Transcribe the listing below word for word.

***

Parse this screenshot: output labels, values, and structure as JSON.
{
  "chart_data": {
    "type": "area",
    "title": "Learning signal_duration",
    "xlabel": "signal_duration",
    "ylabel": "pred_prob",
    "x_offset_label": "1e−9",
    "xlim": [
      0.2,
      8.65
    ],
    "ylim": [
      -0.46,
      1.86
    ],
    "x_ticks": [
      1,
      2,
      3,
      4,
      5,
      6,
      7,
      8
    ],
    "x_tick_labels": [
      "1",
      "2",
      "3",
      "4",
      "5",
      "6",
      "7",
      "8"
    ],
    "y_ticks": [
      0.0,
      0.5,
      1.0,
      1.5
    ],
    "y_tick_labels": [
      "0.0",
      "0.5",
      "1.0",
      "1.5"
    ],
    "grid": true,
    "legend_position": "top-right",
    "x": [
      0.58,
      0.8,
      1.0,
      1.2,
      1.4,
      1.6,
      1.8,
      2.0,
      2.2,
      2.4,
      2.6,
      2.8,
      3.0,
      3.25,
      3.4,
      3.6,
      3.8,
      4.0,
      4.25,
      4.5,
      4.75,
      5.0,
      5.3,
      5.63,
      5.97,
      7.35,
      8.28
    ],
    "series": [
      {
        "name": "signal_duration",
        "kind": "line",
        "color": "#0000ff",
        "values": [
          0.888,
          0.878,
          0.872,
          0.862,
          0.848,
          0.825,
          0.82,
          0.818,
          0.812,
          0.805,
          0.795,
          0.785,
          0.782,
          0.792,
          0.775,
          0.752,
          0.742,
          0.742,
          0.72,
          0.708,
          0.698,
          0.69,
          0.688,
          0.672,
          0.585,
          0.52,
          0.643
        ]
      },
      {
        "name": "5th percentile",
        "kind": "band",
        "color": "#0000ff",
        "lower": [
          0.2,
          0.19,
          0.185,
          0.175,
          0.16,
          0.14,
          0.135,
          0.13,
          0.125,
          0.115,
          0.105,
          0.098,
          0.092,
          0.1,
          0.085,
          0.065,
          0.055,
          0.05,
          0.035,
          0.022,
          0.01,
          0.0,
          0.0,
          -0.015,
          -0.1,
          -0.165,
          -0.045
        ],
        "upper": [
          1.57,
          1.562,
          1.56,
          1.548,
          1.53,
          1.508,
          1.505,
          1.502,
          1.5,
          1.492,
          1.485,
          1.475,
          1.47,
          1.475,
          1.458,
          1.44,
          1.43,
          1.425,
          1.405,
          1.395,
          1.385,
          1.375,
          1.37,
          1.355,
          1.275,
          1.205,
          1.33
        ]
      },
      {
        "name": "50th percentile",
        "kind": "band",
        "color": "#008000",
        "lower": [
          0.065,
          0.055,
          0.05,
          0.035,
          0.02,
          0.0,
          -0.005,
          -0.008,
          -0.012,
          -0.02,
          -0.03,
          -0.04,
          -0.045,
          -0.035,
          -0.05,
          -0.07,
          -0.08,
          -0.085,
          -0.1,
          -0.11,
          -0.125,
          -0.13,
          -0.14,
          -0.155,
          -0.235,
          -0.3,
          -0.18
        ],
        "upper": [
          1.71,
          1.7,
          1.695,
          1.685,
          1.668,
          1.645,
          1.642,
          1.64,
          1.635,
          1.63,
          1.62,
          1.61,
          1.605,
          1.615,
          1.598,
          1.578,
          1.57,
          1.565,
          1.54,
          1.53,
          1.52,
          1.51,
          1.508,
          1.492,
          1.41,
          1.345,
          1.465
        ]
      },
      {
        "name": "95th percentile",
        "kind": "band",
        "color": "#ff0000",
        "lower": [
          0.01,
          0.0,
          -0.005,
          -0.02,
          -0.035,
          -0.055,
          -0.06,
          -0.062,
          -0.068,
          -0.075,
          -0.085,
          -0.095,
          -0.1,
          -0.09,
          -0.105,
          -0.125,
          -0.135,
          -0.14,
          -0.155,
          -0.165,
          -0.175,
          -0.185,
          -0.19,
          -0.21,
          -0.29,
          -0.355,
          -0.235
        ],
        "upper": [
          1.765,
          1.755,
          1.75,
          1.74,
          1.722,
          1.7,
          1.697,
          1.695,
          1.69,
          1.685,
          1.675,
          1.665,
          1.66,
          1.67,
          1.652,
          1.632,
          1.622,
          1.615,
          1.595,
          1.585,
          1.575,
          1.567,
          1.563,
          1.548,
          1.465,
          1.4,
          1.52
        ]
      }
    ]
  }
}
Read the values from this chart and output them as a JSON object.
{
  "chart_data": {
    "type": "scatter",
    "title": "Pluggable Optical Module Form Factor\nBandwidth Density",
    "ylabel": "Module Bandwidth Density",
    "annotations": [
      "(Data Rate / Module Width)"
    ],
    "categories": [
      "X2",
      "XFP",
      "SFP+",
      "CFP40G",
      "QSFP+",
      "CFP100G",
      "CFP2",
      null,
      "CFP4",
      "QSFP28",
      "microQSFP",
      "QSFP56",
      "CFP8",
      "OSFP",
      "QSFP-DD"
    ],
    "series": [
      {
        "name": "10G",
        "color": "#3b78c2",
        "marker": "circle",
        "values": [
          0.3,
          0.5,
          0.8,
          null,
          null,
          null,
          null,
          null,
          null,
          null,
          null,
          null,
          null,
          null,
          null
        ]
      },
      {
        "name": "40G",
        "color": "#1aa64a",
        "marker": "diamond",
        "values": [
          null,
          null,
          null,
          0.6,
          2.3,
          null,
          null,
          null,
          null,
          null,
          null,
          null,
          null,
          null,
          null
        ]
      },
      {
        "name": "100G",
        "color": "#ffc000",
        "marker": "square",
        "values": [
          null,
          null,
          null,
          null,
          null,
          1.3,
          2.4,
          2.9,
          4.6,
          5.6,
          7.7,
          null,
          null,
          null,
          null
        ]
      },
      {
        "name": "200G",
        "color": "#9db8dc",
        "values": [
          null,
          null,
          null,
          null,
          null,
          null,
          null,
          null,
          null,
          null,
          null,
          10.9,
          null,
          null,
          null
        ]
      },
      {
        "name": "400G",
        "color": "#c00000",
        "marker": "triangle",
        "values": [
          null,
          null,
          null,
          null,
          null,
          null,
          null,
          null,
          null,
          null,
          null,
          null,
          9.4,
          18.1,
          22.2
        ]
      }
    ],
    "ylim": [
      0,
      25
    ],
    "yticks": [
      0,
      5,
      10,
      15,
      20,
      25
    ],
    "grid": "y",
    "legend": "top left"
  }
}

***

◆ **ANSWER BELOW**:
Parse this screenshot: output labels, values, and structure as JSON.
{
  "chart_data": {
    "type": "area",
    "title": "Learning signal_duration",
    "xlabel": "signal_duration",
    "ylabel": "pred_prob",
    "x_offset_label": "1e−9",
    "xlim": [
      0.2,
      8.65
    ],
    "ylim": [
      -0.46,
      1.86
    ],
    "x_ticks": [
      1,
      2,
      3,
      4,
      5,
      6,
      7,
      8
    ],
    "x_tick_labels": [
      "1",
      "2",
      "3",
      "4",
      "5",
      "6",
      "7",
      "8"
    ],
    "y_ticks": [
      0.0,
      0.5,
      1.0,
      1.5
    ],
    "y_tick_labels": [
      "0.0",
      "0.5",
      "1.0",
      "1.5"
    ],
    "grid": true,
    "legend_position": "top-right",
    "x": [
      0.58,
      0.8,
      1.0,
      1.2,
      1.4,
      1.6,
      1.8,
      2.0,
      2.2,
      2.4,
      2.6,
      2.8,
      3.0,
      3.25,
      3.4,
      3.6,
      3.8,
      4.0,
      4.25,
      4.5,
      4.75,
      5.0,
      5.3,
      5.63,
      5.97,
      7.35,
      8.28
    ],
    "series": [
      {
        "name": "signal_duration",
        "kind": "line",
        "color": "#0000ff",
        "values": [
          0.888,
          0.878,
          0.872,
          0.862,
          0.848,
          0.825,
          0.82,
          0.818,
          0.812,
          0.805,
          0.795,
          0.785,
          0.782,
          0.792,
          0.775,
          0.752,
          0.742,
          0.742,
          0.72,
          0.708,
          0.698,
          0.69,
          0.688,
          0.672,
          0.585,
          0.52,
          0.643
        ]
      },
      {
        "name": "5th percentile",
        "kind": "band",
        "color": "#0000ff",
        "lower": [
          0.2,
          0.19,
          0.185,
          0.175,
          0.16,
          0.14,
          0.135,
          0.13,
          0.125,
          0.115,
          0.105,
          0.098,
          0.092,
          0.1,
          0.085,
          0.065,
          0.055,
          0.05,
          0.035,
          0.022,
          0.01,
          0.0,
          0.0,
          -0.015,
          -0.1,
          -0.165,
          -0.045
        ],
        "upper": [
          1.57,
          1.562,
          1.56,
          1.548,
          1.53,
          1.508,
          1.505,
          1.502,
          1.5,
          1.492,
          1.485,
          1.475,
          1.47,
          1.475,
          1.458,
          1.44,
          1.43,
          1.425,
          1.405,
          1.395,
          1.385,
          1.375,
          1.37,
          1.355,
          1.275,
          1.205,
          1.33
        ]
      },
      {
        "name": "50th percentile",
        "kind": "band",
        "color": "#008000",
        "lower": [
          0.065,
          0.055,
          0.05,
          0.035,
          0.02,
          0.0,
          -0.005,
          -0.008,
          -0.012,
          -0.02,
          -0.03,
          -0.04,
          -0.045,
          -0.035,
          -0.05,
          -0.07,
          -0.08,
          -0.085,
          -0.1,
          -0.11,
          -0.125,
          -0.13,
          -0.14,
          -0.155,
          -0.235,
          -0.3,
          -0.18
        ],
        "upper": [
          1.71,
          1.7,
          1.695,
          1.685,
          1.668,
          1.645,
          1.642,
          1.64,
          1.635,
          1.63,
          1.62,
          1.61,
          1.605,
          1.615,
          1.598,
          1.578,
          1.57,
          1.565,
          1.54,
          1.53,
          1.52,
          1.51,
          1.508,
          1.492,
          1.41,
          1.345,
          1.465
        ]
      },
      {
        "name": "95th percentile",
        "kind": "band",
        "color": "#ff0000",
        "lower": [
          0.01,
          0.0,
          -0.005,
          -0.02,
          -0.035,
          -0.055,
          -0.06,
          -0.062,
          -0.068,
          -0.075,
          -0.085,
          -0.095,
          -0.1,
          -0.09,
          -0.105,
          -0.125,
          -0.135,
          -0.14,
          -0.155,
          -0.165,
          -0.175,
          -0.185,
          -0.19,
          -0.21,
          -0.29,
          -0.355,
          -0.235
        ],
        "upper": [
          1.765,
          1.755,
          1.75,
          1.74,
          1.722,
          1.7,
          1.697,
          1.695,
          1.69,
          1.685,
          1.675,
          1.665,
          1.66,
          1.67,
          1.652,
          1.632,
          1.622,
          1.615,
          1.595,
          1.585,
          1.575,
          1.567,
          1.563,
          1.548,
          1.465,
          1.4,
          1.52
        ]
      }
    ]
  }
}
Read the values from this chart and output them as a JSON object.
{
  "chart_data": {
    "type": "scatter",
    "title": "Pluggable Optical Module Form Factor\nBandwidth Density",
    "ylabel": "Module Bandwidth Density",
    "annotations": [
      "(Data Rate / Module Width)"
    ],
    "categories": [
      "X2",
      "XFP",
      "SFP+",
      "CFP40G",
      "QSFP+",
      "CFP100G",
      "CFP2",
      null,
      "CFP4",
      "QSFP28",
      "microQSFP",
      "QSFP56",
      "CFP8",
      "OSFP",
      "QSFP-DD"
    ],
    "series": [
      {
        "name": "10G",
        "color": "#3b78c2",
        "marker": "circle",
        "values": [
          0.3,
          0.5,
          0.8,
          null,
          null,
          null,
          null,
          null,
          null,
          null,
          null,
          null,
          null,
          null,
          null
        ]
      },
      {
        "name": "40G",
        "color": "#1aa64a",
        "marker": "diamond",
        "values": [
          null,
          null,
          null,
          0.6,
          2.3,
          null,
          null,
          null,
          null,
          null,
          null,
          null,
          null,
          null,
          null
        ]
      },
      {
        "name": "100G",
        "color": "#ffc000",
        "marker": "square",
        "values": [
          null,
          null,
          null,
          null,
          null,
          1.3,
          2.4,
          2.9,
          4.6,
          5.6,
          7.7,
          null,
          null,
          null,
          null
        ]
      },
      {
        "name": "200G",
        "color": "#9db8dc",
        "values": [
          null,
          null,
          null,
          null,
          null,
          null,
          null,
          null,
          null,
          null,
          null,
          10.9,
          null,
          null,
          null
        ]
      },
      {
        "name": "400G",
        "color": "#c00000",
        "marker": "triangle",
        "values": [
          null,
          null,
          null,
          null,
          null,
          null,
          null,
          null,
          null,
          null,
          null,
          null,
          9.4,
          18.1,
          22.2
        ]
      }
    ],
    "ylim": [
      0,
      25
    ],
    "yticks": [
      0,
      5,
      10,
      15,
      20,
      25
    ],
    "grid": "y",
    "legend": "top left"
  }
}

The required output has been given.